>> BEGIN Excerpted data
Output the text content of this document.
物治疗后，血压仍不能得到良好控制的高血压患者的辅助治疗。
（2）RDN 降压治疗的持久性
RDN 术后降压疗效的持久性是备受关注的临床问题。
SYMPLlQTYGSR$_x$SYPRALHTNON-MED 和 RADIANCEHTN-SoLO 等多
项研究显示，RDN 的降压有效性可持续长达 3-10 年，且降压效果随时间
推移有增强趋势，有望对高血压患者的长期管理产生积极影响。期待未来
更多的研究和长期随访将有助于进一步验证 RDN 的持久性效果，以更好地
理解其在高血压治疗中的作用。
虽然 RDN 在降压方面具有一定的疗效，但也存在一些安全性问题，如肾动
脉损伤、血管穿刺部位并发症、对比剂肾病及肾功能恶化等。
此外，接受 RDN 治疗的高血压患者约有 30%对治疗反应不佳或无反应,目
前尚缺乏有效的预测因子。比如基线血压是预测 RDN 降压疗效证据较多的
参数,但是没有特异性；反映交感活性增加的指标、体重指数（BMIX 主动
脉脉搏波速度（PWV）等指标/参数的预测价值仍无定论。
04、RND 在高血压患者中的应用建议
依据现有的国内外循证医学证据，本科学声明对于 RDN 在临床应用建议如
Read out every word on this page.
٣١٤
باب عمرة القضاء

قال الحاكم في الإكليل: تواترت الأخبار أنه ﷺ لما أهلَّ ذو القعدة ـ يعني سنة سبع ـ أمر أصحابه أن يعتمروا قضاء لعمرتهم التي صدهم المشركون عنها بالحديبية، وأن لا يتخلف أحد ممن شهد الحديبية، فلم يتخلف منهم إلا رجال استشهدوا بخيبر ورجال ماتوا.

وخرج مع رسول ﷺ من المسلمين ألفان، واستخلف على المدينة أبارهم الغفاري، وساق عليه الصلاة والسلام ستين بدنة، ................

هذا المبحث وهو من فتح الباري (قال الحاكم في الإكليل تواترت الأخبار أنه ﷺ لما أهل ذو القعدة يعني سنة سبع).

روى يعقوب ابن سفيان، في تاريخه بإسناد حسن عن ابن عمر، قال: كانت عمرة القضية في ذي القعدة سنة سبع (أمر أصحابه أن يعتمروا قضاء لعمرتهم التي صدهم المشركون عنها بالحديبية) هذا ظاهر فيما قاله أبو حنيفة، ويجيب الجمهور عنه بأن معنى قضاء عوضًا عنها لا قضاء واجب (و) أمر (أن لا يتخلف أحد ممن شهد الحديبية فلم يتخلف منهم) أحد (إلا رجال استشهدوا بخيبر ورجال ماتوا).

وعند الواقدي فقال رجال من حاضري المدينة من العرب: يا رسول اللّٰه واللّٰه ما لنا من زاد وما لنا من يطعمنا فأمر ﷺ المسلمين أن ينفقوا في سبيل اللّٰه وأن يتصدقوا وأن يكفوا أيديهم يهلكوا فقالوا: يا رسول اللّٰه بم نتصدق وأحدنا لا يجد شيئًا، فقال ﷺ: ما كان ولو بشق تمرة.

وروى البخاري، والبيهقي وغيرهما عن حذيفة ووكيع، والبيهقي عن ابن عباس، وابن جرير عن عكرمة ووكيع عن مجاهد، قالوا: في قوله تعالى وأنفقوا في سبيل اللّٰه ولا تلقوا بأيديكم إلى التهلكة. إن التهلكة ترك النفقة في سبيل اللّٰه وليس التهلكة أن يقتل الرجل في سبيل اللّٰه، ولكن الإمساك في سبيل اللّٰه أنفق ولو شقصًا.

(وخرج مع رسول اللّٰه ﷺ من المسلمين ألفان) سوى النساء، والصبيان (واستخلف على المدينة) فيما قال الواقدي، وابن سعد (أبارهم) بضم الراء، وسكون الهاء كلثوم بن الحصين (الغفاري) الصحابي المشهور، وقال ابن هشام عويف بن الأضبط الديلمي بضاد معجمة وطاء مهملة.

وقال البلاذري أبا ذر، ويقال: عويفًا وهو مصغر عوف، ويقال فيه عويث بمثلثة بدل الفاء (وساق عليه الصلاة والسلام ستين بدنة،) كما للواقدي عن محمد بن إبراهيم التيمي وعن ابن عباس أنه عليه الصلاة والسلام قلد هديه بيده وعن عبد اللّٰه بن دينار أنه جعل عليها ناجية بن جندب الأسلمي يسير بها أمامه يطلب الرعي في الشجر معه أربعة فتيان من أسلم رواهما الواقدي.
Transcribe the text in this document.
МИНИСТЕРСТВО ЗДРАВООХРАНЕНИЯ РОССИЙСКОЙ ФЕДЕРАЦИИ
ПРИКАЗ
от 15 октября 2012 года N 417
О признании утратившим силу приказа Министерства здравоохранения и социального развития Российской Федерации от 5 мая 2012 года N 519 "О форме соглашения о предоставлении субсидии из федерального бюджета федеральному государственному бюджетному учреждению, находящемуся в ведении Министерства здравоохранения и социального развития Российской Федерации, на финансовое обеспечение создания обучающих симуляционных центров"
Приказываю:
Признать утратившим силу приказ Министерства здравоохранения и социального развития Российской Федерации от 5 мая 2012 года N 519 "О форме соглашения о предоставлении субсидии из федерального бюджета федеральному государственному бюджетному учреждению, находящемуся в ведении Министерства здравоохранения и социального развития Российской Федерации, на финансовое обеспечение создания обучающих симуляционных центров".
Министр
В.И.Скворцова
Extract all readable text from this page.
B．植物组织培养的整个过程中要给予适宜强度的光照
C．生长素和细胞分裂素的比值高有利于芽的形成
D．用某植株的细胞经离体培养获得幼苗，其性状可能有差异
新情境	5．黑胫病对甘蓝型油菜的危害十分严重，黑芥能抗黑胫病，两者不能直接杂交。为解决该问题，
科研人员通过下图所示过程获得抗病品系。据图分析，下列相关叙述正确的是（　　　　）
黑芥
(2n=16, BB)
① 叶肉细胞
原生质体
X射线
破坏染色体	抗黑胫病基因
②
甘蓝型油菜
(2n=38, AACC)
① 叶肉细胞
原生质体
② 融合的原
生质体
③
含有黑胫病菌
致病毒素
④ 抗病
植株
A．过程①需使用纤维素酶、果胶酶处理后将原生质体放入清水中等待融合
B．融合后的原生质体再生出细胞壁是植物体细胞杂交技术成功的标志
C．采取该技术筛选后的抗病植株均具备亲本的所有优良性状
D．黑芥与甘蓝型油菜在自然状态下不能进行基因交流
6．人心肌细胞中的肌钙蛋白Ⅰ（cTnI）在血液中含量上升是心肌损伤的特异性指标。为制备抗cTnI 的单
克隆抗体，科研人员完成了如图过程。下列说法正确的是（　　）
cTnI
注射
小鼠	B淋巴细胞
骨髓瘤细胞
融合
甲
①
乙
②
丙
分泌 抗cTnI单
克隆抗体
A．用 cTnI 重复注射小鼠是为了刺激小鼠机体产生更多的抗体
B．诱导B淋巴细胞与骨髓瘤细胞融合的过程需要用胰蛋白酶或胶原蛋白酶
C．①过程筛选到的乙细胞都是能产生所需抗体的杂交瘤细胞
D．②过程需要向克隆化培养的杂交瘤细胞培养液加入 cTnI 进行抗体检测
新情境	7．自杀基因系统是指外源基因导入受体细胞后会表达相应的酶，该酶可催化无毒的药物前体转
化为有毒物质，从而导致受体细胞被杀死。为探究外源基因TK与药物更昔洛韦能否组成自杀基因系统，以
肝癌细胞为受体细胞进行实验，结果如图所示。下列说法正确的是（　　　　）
>> END Excerpted data
> [What is needed] Set down each entry again, unchanged.

> [Task result]
Output the text content of this document.
物治疗后，血压仍不能得到良好控制的高血压患者的辅助治疗。
（2）RDN 降压治疗的持久性
RDN 术后降压疗效的持久性是备受关注的临床问题。
SYMPLlQTYGSR$_x$SYPRALHTNON-MED 和 RADIANCEHTN-SoLO 等多
项研究显示，RDN 的降压有效性可持续长达 3-10 年，且降压效果随时间
推移有增强趋势，有望对高血压患者的长期管理产生积极影响。期待未来
更多的研究和长期随访将有助于进一步验证 RDN 的持久性效果，以更好地
理解其在高血压治疗中的作用。
虽然 RDN 在降压方面具有一定的疗效，但也存在一些安全性问题，如肾动
脉损伤、血管穿刺部位并发症、对比剂肾病及肾功能恶化等。
此外，接受 RDN 治疗的高血压患者约有 30%对治疗反应不佳或无反应,目
前尚缺乏有效的预测因子。比如基线血压是预测 RDN 降压疗效证据较多的
参数,但是没有特异性；反映交感活性增加的指标、体重指数（BMIX 主动
脉脉搏波速度（PWV）等指标/参数的预测价值仍无定论。
04、RND 在高血压患者中的应用建议
依据现有的国内外循证医学证据，本科学声明对于 RDN 在临床应用建议如
Read out every word on this page.
٣١٤
باب عمرة القضاء

قال الحاكم في الإكليل: تواترت الأخبار أنه ﷺ لما أهلَّ ذو القعدة ـ يعني سنة سبع ـ أمر أصحابه أن يعتمروا قضاء لعمرتهم التي صدهم المشركون عنها بالحديبية، وأن لا يتخلف أحد ممن شهد الحديبية، فلم يتخلف منهم إلا رجال استشهدوا بخيبر ورجال ماتوا.

وخرج مع رسول ﷺ من المسلمين ألفان، واستخلف على المدينة أبارهم الغفاري، وساق عليه الصلاة والسلام ستين بدنة، ................

هذا المبحث وهو من فتح الباري (قال الحاكم في الإكليل تواترت الأخبار أنه ﷺ لما أهل ذو القعدة يعني سنة سبع).

روى يعقوب ابن سفيان، في تاريخه بإسناد حسن عن ابن عمر، قال: كانت عمرة القضية في ذي القعدة سنة سبع (أمر أصحابه أن يعتمروا قضاء لعمرتهم التي صدهم المشركون عنها بالحديبية) هذا ظاهر فيما قاله أبو حنيفة، ويجيب الجمهور عنه بأن معنى قضاء عوضًا عنها لا قضاء واجب (و) أمر (أن لا يتخلف أحد ممن شهد الحديبية فلم يتخلف منهم) أحد (إلا رجال استشهدوا بخيبر ورجال ماتوا).

وعند الواقدي فقال رجال من حاضري المدينة من العرب: يا رسول اللّٰه واللّٰه ما لنا من زاد وما لنا من يطعمنا فأمر ﷺ المسلمين أن ينفقوا في سبيل اللّٰه وأن يتصدقوا وأن يكفوا أيديهم يهلكوا فقالوا: يا رسول اللّٰه بم نتصدق وأحدنا لا يجد شيئًا، فقال ﷺ: ما كان ولو بشق تمرة.

وروى البخاري، والبيهقي وغيرهما عن حذيفة ووكيع، والبيهقي عن ابن عباس، وابن جرير عن عكرمة ووكيع عن مجاهد، قالوا: في قوله تعالى وأنفقوا في سبيل اللّٰه ولا تلقوا بأيديكم إلى التهلكة. إن التهلكة ترك النفقة في سبيل اللّٰه وليس التهلكة أن يقتل الرجل في سبيل اللّٰه، ولكن الإمساك في سبيل اللّٰه أنفق ولو شقصًا.

(وخرج مع رسول اللّٰه ﷺ من المسلمين ألفان) سوى النساء، والصبيان (واستخلف على المدينة) فيما قال الواقدي، وابن سعد (أبارهم) بضم الراء، وسكون الهاء كلثوم بن الحصين (الغفاري) الصحابي المشهور، وقال ابن هشام عويف بن الأضبط الديلمي بضاد معجمة وطاء مهملة.

وقال البلاذري أبا ذر، ويقال: عويفًا وهو مصغر عوف، ويقال فيه عويث بمثلثة بدل الفاء (وساق عليه الصلاة والسلام ستين بدنة،) كما للواقدي عن محمد بن إبراهيم التيمي وعن ابن عباس أنه عليه الصلاة والسلام قلد هديه بيده وعن عبد اللّٰه بن دينار أنه جعل عليها ناجية بن جندب الأسلمي يسير بها أمامه يطلب الرعي في الشجر معه أربعة فتيان من أسلم رواهما الواقدي.
Transcribe the text in this document.
МИНИСТЕРСТВО ЗДРАВООХРАНЕНИЯ РОССИЙСКОЙ ФЕДЕРАЦИИ
ПРИКАЗ
от 15 октября 2012 года N 417
О признании утратившим силу приказа Министерства здравоохранения и социального развития Российской Федерации от 5 мая 2012 года N 519 "О форме соглашения о предоставлении субсидии из федерального бюджета федеральному государственному бюджетному учреждению, находящемуся в ведении Министерства здравоохранения и социального развития Российской Федерации, на финансовое обеспечение создания обучающих симуляционных центров"
Приказываю:
Признать утратившим силу приказ Министерства здравоохранения и социального развития Российской Федерации от 5 мая 2012 года N 519 "О форме соглашения о предоставлении субсидии из федерального бюджета федеральному государственному бюджетному учреждению, находящемуся в ведении Министерства здравоохранения и социального развития Российской Федерации, на финансовое обеспечение создания обучающих симуляционных центров".
Министр
В.И.Скворцова
Extract all readable text from this page.
B．植物组织培养的整个过程中要给予适宜强度的光照
C．生长素和细胞分裂素的比值高有利于芽的形成
D．用某植株的细胞经离体培养获得幼苗，其性状可能有差异
新情境	5．黑胫病对甘蓝型油菜的危害十分严重，黑芥能抗黑胫病，两者不能直接杂交。为解决该问题，
科研人员通过下图所示过程获得抗病品系。据图分析，下列相关叙述正确的是（　　　　）
黑芥
(2n=16, BB)
① 叶肉细胞
原生质体
X射线
破坏染色体	抗黑胫病基因
②
甘蓝型油菜
(2n=38, AACC)
① 叶肉细胞
原生质体
② 融合的原
生质体
③
含有黑胫病菌
致病毒素
④ 抗病
植株
A．过程①需使用纤维素酶、果胶酶处理后将原生质体放入清水中等待融合
B．融合后的原生质体再生出细胞壁是植物体细胞杂交技术成功的标志
C．采取该技术筛选后的抗病植株均具备亲本的所有优良性状
D．黑芥与甘蓝型油菜在自然状态下不能进行基因交流
6．人心肌细胞中的肌钙蛋白Ⅰ（cTnI）在血液中含量上升是心肌损伤的特异性指标。为制备抗cTnI 的单
克隆抗体，科研人员完成了如图过程。下列说法正确的是（　　）
cTnI
注射
小鼠	B淋巴细胞
骨髓瘤细胞
融合
甲
①
乙
②
丙
分泌 抗cTnI单
克隆抗体
A．用 cTnI 重复注射小鼠是为了刺激小鼠机体产生更多的抗体
B．诱导B淋巴细胞与骨髓瘤细胞融合的过程需要用胰蛋白酶或胶原蛋白酶
C．①过程筛选到的乙细胞都是能产生所需抗体的杂交瘤细胞
D．②过程需要向克隆化培养的杂交瘤细胞培养液加入 cTnI 进行抗体检测
新情境	7．自杀基因系统是指外源基因导入受体细胞后会表达相应的酶，该酶可催化无毒的药物前体转
化为有毒物质，从而导致受体细胞被杀死。为探究外源基因TK与药物更昔洛韦能否组成自杀基因系统，以
肝癌细胞为受体细胞进行实验，结果如图所示。下列说法正确的是（　　　　）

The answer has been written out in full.